▸ **Given task**: Copy out the listing that follows, exact in every word, and skip the images.

"""

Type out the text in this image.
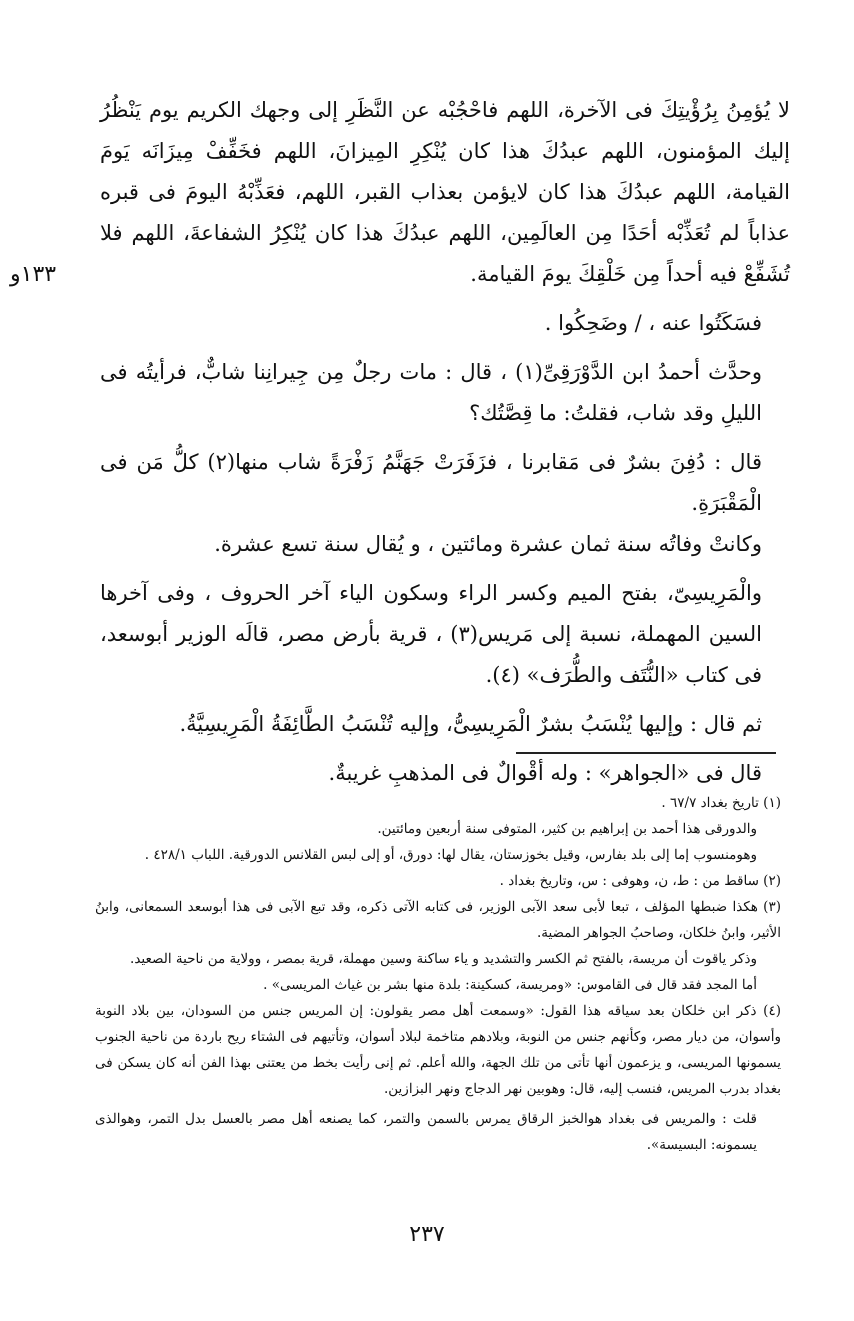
١٣٣و

لا يُؤمِنُ بِرُؤْيتِكَ فى الآخرة، اللهم فاحْجُبْه عن النَّظَرِ إلى وجهك الكريم يوم يَنْظُرُ إليك المؤمنون، اللهم عبدُكَ هذا كان يُنْكِرِ المِيزانَ، اللهم فخَفِّفْ مِيزَانَه يَومَ القيامة، اللهم عبدُكَ هذا كان لايؤمن بعذاب القبر، اللهم، فعَذِّبْهُ اليومَ فى قبره عذاباً لم تُعَذِّبْه أحَدًا مِن العالَمِين، اللهم عبدُكَ هذا كان يُنْكِرُ الشفاعةَ، اللهم فلا تُشَفِّعْ فيه أحداً مِن خَلْقِكَ يومَ القيامة.

فسَكَتُوا عنه ، / وضَحِكُوا .

وحدَّث أحمدُ ابن الدَّوْرَقِىِّ(١) ، قال : مات رجلٌ مِن جِيرانِنا شابٌّ، فرأيتُه فى الليلِ وقد شاب، فقلتُ: ما قِصَّتُك؟

قال : دُفِنَ بشرٌ فى مَقابرنا ، فزَفَرَتْ جَهَنَّمُ زَفْرَةً شاب منها(٢) كلُّ مَن فى الْمَقْبَرَةِ.

وكانتْ وفاتُه سنة ثمان عشرة ومائتين ، و يُقال سنة تسع عشرة.

والْمَرِيسِىّ، بفتح الميم وكسر الراء وسكون الياء آخر الحروف ، وفى آخرها السين المهملة، نسبة إلى مَريس(٣) ، قرية بأرض مصر، قالَه الوزير أبوسعد، فى كتاب «النُّتَف والطُّرَف» (٤).

ثم قال : وإليها يُنْسَبُ بشرٌ الْمَرِيسِىُّ، وإليه تُنْسَبُ الطَّائِفَةُ الْمَرِيسِيَّةُ.

قال فى «الجواهر» : وله أقْوالٌ فى المذهبِ غريبةٌ.

(١) تاريخ بغداد ٦٧/٧ .

والدورقى هذا أحمد بن إبراهيم بن كثير، المتوفى سنة أربعين ومائتين.

وهومنسوب إما إلى بلد بفارس، وقيل بخوزستان، يقال لها: دورق، أو إلى لبس القلانس الدورقية. اللباب ٤٢٨/١ .

(٢) ساقط من : ط، ن، وهوفى : س، وتاريخ بغداد .

(٣) هكذا ضبطها المؤلف ، تبعا لأبى سعد الآبى الوزير، فى كتابه الآتى ذكره، وقد تبع الآبى فى هذا أبوسعد السمعانى، وابنُ الأثير، وابنُ خلكان، وصاحبُ الجواهر المضية.

وذكر ياقوت أن مريسة، بالفتح ثم الكسر والتشديد و ياء ساكنة وسين مهملة، قرية بمصر ، وولاية من ناحية الصعيد.

أما المجد فقد قال فى القاموس: «ومريسة، كسكينة: بلدة منها بشر بن غياث المريسى» .

(٤) ذكر ابن خلكان بعد سياقه هذا القول: «وسمعت أهل مصر يقولون: إن المريس جنس من السودان، بين بلاد النوبة وأسوان، من ديار مصر، وكأنهم جنس من النوبة، وبلادهم متاخمة لبلاد أسوان، وتأتيهم فى الشتاء ريح باردة من ناحية الجنوب يسمونها المريسى، و يزعمون أنها تأتى من تلك الجهة، والله أعلم. ثم إنى رأيت بخط من يعتنى بهذا الفن أنه كان يسكن فى بغداد بدرب المريس، فنسب إليه، قال: وهوبين نهر الدجاج ونهر البزازين.

قلت : والمريس فى بغداد هوالخبز الرقاق يمرس بالسمن والتمر، كما يصنعه أهل مصر بالعسل بدل التمر، وهوالذى يسمونه: البسيسة».

٢٣٧
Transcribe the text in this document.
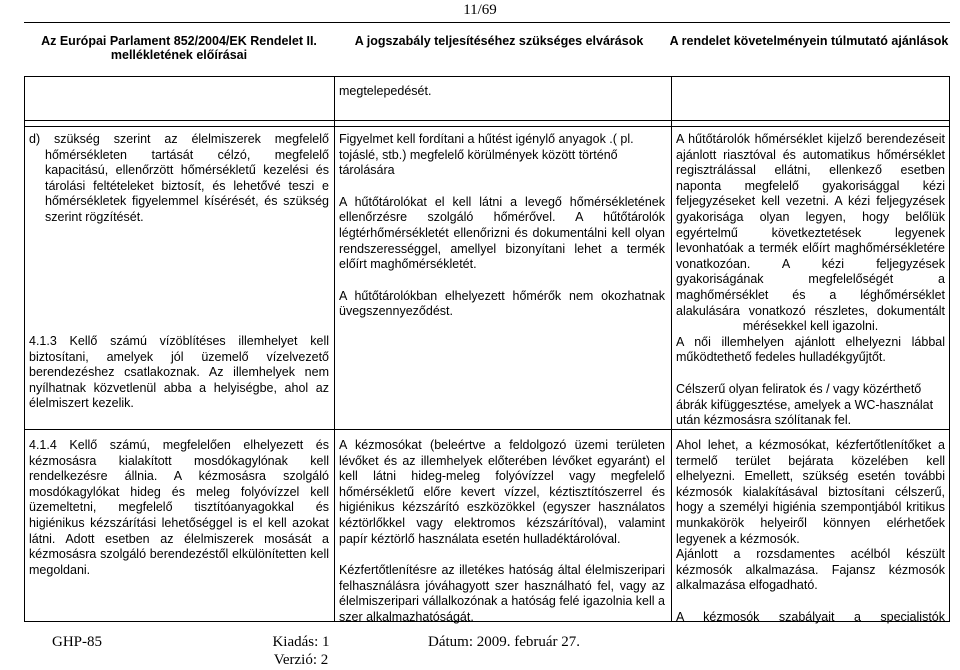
11/69
Az Európai Parlament 852/2004/EK Rendelet II. mellékletének előírásai
A jogszabály teljesítéséhez szükséges elvárások	A rendelet követelményein túlmutató ajánlások
megtelepedését.

d) szükség szerint az élelmiszerek megfelelő hőmérsékleten tartását célzó, megfelelő kapacitású, ellenőrzött hőmérsékletű kezelési és tárolási feltételeket biztosít, és lehetővé teszi e hőmérsékletek figyelemmel kísérését, és szükség szerint rögzítését.

4.1.3 Kellő számú vízöblítéses illemhelyet kell biztosítani, amelyek jól üzemelő vízelvezető berendezéshez csatlakoznak. Az illemhelyek nem nyílhatnak közvetlenül abba a helyiségbe, ahol az élelmiszert kezelik.

Figyelmet kell fordítani a hűtést igénylő anyagok .( pl. tojáslé, stb.) megfelelő körülmények között történő tárolására

A hűtőtárolókat el kell látni a levegő hőmérsékletének ellenőrzésre szolgáló hőmérővel. A hűtőtárolók légtérhőmérsékletét ellenőrizni és dokumentálni kell olyan rendszerességgel, amellyel bizonyítani lehet a termék előírt maghőmérsékletét.

A hűtőtárolókban elhelyezett hőmérők nem okozhatnak üvegszennyeződést.

A hűtőtárolók hőmérséklet kijelző berendezéseit ajánlott riasztóval és automatikus hőmérséklet regisztrálással ellátni, ellenkező esetben naponta megfelelő gyakorisággal kézi feljegyzéseket kell vezetni. A kézi feljegyzések gyakorisága olyan legyen, hogy belőlük egyértelmű következtetések legyenek levonhatóak a termék előírt maghőmérsékletére vonatkozóan. A kézi feljegyzések gyakoriságának megfelelőségét a maghőmérséklet és a léghőmérséklet alakulására vonatkozó részletes, dokumentált mérésekkel kell igazolni.

A női illemhelyen ajánlott elhelyezni lábbal működtethető fedeles hulladékgyűjtőt.

Célszerű olyan feliratok és / vagy közérthető ábrák kifüggesztése, amelyek a WC-használat után kézmosásra szólítanak fel.

4.1.4 Kellő számú, megfelelően elhelyezett és kézmosásra kialakított mosdókagylónak kell rendelkezésre állnia. A kézmosásra szolgáló mosdókagylókat hideg és meleg folyóvízzel kell üzemeltetni, megfelelő tisztítóanyagokkal és higiénikus kézszárítási lehetőséggel is el kell azokat látni. Adott esetben az élelmiszerek mosását a kézmosásra szolgáló berendezéstől elkülönítetten kell megoldani.

A kézmosókat (beleértve a feldolgozó üzemi területen lévőket és az illemhelyek előterében lévőket egyaránt) el kell látni hideg-meleg folyóvízzel vagy megfelelő hőmérsékletű előre kevert vízzel, kéztisztítószerrel és higiénikus kézszárító eszközökkel (egyszer használatos kéztörlőkkel vagy elektromos kézszárítóval), valamint papír kéztörlő használata esetén hulladéktárolóval.

Kézfertőtlenítésre az illetékes hatóság által élelmiszeripari felhasználásra jóváhagyott szer használható fel, vagy az élelmiszeripari vállalkozónak a hatóság felé igazolnia kell a szer alkalmazhatóságát.

Ahol lehet, a kézmosókat, kézfertőtlenítőket a termelő terület bejárata közelében kell elhelyezni. Emellett, szükség esetén további kézmosók kialakításával biztosítani célszerű, hogy a személyi higiénia szempontjából kritikus munkakörök helyeiről könnyen elérhetőek legyenek a kézmosók.

Ajánlott a rozsdamentes acélból készült kézmosók alkalmazása. Fajansz kézmosók alkalmazása elfogadható.

A kézmosók szabályait a specialistók

GHP-85	Kiadás: 1
Verzió: 2
Dátum: 2009. február 27.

"""

▸ **Solution for this problem**:
Type out the text in this image.
١٣٣و

لا يُؤمِنُ بِرُؤْيتِكَ فى الآخرة، اللهم فاحْجُبْه عن النَّظَرِ إلى وجهك الكريم يوم يَنْظُرُ إليك المؤمنون، اللهم عبدُكَ هذا كان يُنْكِرِ المِيزانَ، اللهم فخَفِّفْ مِيزَانَه يَومَ القيامة، اللهم عبدُكَ هذا كان لايؤمن بعذاب القبر، اللهم، فعَذِّبْهُ اليومَ فى قبره عذاباً لم تُعَذِّبْه أحَدًا مِن العالَمِين، اللهم عبدُكَ هذا كان يُنْكِرُ الشفاعةَ، اللهم فلا تُشَفِّعْ فيه أحداً مِن خَلْقِكَ يومَ القيامة.

فسَكَتُوا عنه ، / وضَحِكُوا .

وحدَّث أحمدُ ابن الدَّوْرَقِىِّ(١) ، قال : مات رجلٌ مِن جِيرانِنا شابٌّ، فرأيتُه فى الليلِ وقد شاب، فقلتُ: ما قِصَّتُك؟

قال : دُفِنَ بشرٌ فى مَقابرنا ، فزَفَرَتْ جَهَنَّمُ زَفْرَةً شاب منها(٢) كلُّ مَن فى الْمَقْبَرَةِ.

وكانتْ وفاتُه سنة ثمان عشرة ومائتين ، و يُقال سنة تسع عشرة.

والْمَرِيسِىّ، بفتح الميم وكسر الراء وسكون الياء آخر الحروف ، وفى آخرها السين المهملة، نسبة إلى مَريس(٣) ، قرية بأرض مصر، قالَه الوزير أبوسعد، فى كتاب «النُّتَف والطُّرَف» (٤).

ثم قال : وإليها يُنْسَبُ بشرٌ الْمَرِيسِىُّ، وإليه تُنْسَبُ الطَّائِفَةُ الْمَرِيسِيَّةُ.

قال فى «الجواهر» : وله أقْوالٌ فى المذهبِ غريبةٌ.

(١) تاريخ بغداد ٦٧/٧ .

والدورقى هذا أحمد بن إبراهيم بن كثير، المتوفى سنة أربعين ومائتين.

وهومنسوب إما إلى بلد بفارس، وقيل بخوزستان، يقال لها: دورق، أو إلى لبس القلانس الدورقية. اللباب ٤٢٨/١ .

(٢) ساقط من : ط، ن، وهوفى : س، وتاريخ بغداد .

(٣) هكذا ضبطها المؤلف ، تبعا لأبى سعد الآبى الوزير، فى كتابه الآتى ذكره، وقد تبع الآبى فى هذا أبوسعد السمعانى، وابنُ الأثير، وابنُ خلكان، وصاحبُ الجواهر المضية.

وذكر ياقوت أن مريسة، بالفتح ثم الكسر والتشديد و ياء ساكنة وسين مهملة، قرية بمصر ، وولاية من ناحية الصعيد.

أما المجد فقد قال فى القاموس: «ومريسة، كسكينة: بلدة منها بشر بن غياث المريسى» .

(٤) ذكر ابن خلكان بعد سياقه هذا القول: «وسمعت أهل مصر يقولون: إن المريس جنس من السودان، بين بلاد النوبة وأسوان، من ديار مصر، وكأنهم جنس من النوبة، وبلادهم متاخمة لبلاد أسوان، وتأتيهم فى الشتاء ريح باردة من ناحية الجنوب يسمونها المريسى، و يزعمون أنها تأتى من تلك الجهة، والله أعلم. ثم إنى رأيت بخط من يعتنى بهذا الفن أنه كان يسكن فى بغداد بدرب المريس، فنسب إليه، قال: وهوبين نهر الدجاج ونهر البزازين.

قلت : والمريس فى بغداد هوالخبز الرقاق يمرس بالسمن والتمر، كما يصنعه أهل مصر بالعسل بدل التمر، وهوالذى يسمونه: البسيسة».

٢٣٧
Transcribe the text in this document.
11/69
Az Európai Parlament 852/2004/EK Rendelet II. mellékletének előírásai
A jogszabály teljesítéséhez szükséges elvárások	A rendelet követelményein túlmutató ajánlások
megtelepedését.

d) szükség szerint az élelmiszerek megfelelő hőmérsékleten tartását célzó, megfelelő kapacitású, ellenőrzött hőmérsékletű kezelési és tárolási feltételeket biztosít, és lehetővé teszi e hőmérsékletek figyelemmel kísérését, és szükség szerint rögzítését.

4.1.3 Kellő számú vízöblítéses illemhelyet kell biztosítani, amelyek jól üzemelő vízelvezető berendezéshez csatlakoznak. Az illemhelyek nem nyílhatnak közvetlenül abba a helyiségbe, ahol az élelmiszert kezelik.

Figyelmet kell fordítani a hűtést igénylő anyagok .( pl. tojáslé, stb.) megfelelő körülmények között történő tárolására

A hűtőtárolókat el kell látni a levegő hőmérsékletének ellenőrzésre szolgáló hőmérővel. A hűtőtárolók légtérhőmérsékletét ellenőrizni és dokumentálni kell olyan rendszerességgel, amellyel bizonyítani lehet a termék előírt maghőmérsékletét.

A hűtőtárolókban elhelyezett hőmérők nem okozhatnak üvegszennyeződést.

A hűtőtárolók hőmérséklet kijelző berendezéseit ajánlott riasztóval és automatikus hőmérséklet regisztrálással ellátni, ellenkező esetben naponta megfelelő gyakorisággal kézi feljegyzéseket kell vezetni. A kézi feljegyzések gyakorisága olyan legyen, hogy belőlük egyértelmű következtetések legyenek levonhatóak a termék előírt maghőmérsékletére vonatkozóan. A kézi feljegyzések gyakoriságának megfelelőségét a maghőmérséklet és a léghőmérséklet alakulására vonatkozó részletes, dokumentált mérésekkel kell igazolni.

A női illemhelyen ajánlott elhelyezni lábbal működtethető fedeles hulladékgyűjtőt.

Célszerű olyan feliratok és / vagy közérthető ábrák kifüggesztése, amelyek a WC-használat után kézmosásra szólítanak fel.

4.1.4 Kellő számú, megfelelően elhelyezett és kézmosásra kialakított mosdókagylónak kell rendelkezésre állnia. A kézmosásra szolgáló mosdókagylókat hideg és meleg folyóvízzel kell üzemeltetni, megfelelő tisztítóanyagokkal és higiénikus kézszárítási lehetőséggel is el kell azokat látni. Adott esetben az élelmiszerek mosását a kézmosásra szolgáló berendezéstől elkülönítetten kell megoldani.

A kézmosókat (beleértve a feldolgozó üzemi területen lévőket és az illemhelyek előterében lévőket egyaránt) el kell látni hideg-meleg folyóvízzel vagy megfelelő hőmérsékletű előre kevert vízzel, kéztisztítószerrel és higiénikus kézszárító eszközökkel (egyszer használatos kéztörlőkkel vagy elektromos kézszárítóval), valamint papír kéztörlő használata esetén hulladéktárolóval.

Kézfertőtlenítésre az illetékes hatóság által élelmiszeripari felhasználásra jóváhagyott szer használható fel, vagy az élelmiszeripari vállalkozónak a hatóság felé igazolnia kell a szer alkalmazhatóságát.

Ahol lehet, a kézmosókat, kézfertőtlenítőket a termelő terület bejárata közelében kell elhelyezni. Emellett, szükség esetén további kézmosók kialakításával biztosítani célszerű, hogy a személyi higiénia szempontjából kritikus munkakörök helyeiről könnyen elérhetőek legyenek a kézmosók.

Ajánlott a rozsdamentes acélból készült kézmosók alkalmazása. Fajansz kézmosók alkalmazása elfogadható.

A kézmosók szabályait a specialistók

GHP-85	Kiadás: 1
Verzió: 2
Dátum: 2009. február 27.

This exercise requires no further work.